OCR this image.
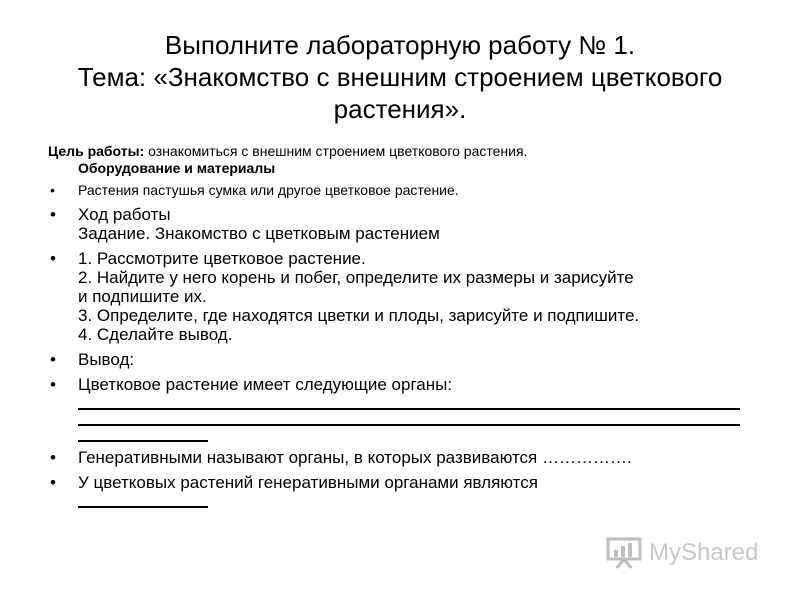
Выполните лабораторную работу № 1.
Тема: «Знакомство с внешним строением цветкового
растения».
Цель работы: ознакомиться с внешним строением цветкового растения.
Оборудование и материалы
• Растения пастушья сумка или другое цветковое растение.
• Ход работы
Задание. Знакомство с цветковым растением
• 1. Рассмотрите цветковое растение.
2. Найдите у него корень и побег, определите их размеры и зарисуйте
и подпишите их.
3. Определите, где находятся цветки и плоды, зарисуйте и подпишите.
4. Сделайте вывод.
• Вывод:
• Цветковое растение имеет следующие органы:
• Генеративными называют органы, в которых развиваются …………….
• У цветковых растений генеративными органами являются
MyShared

--

WRITTEN INSTRUCTION: Copy all the records above exactly, but leave out the pictures.

THE COMPLETED TASK:
OCR this image.
Выполните лабораторную работу № 1.
Тема: «Знакомство с внешним строением цветкового
растения».
Цель работы: ознакомиться с внешним строением цветкового растения.
Оборудование и материалы
• Растения пастушья сумка или другое цветковое растение.
• Ход работы
Задание. Знакомство с цветковым растением
• 1. Рассмотрите цветковое растение.
2. Найдите у него корень и побег, определите их размеры и зарисуйте
и подпишите их.
3. Определите, где находятся цветки и плоды, зарисуйте и подпишите.
4. Сделайте вывод.
• Вывод:
• Цветковое растение имеет следующие органы:
• Генеративными называют органы, в которых развиваются …………….
• У цветковых растений генеративными органами являются
MyShared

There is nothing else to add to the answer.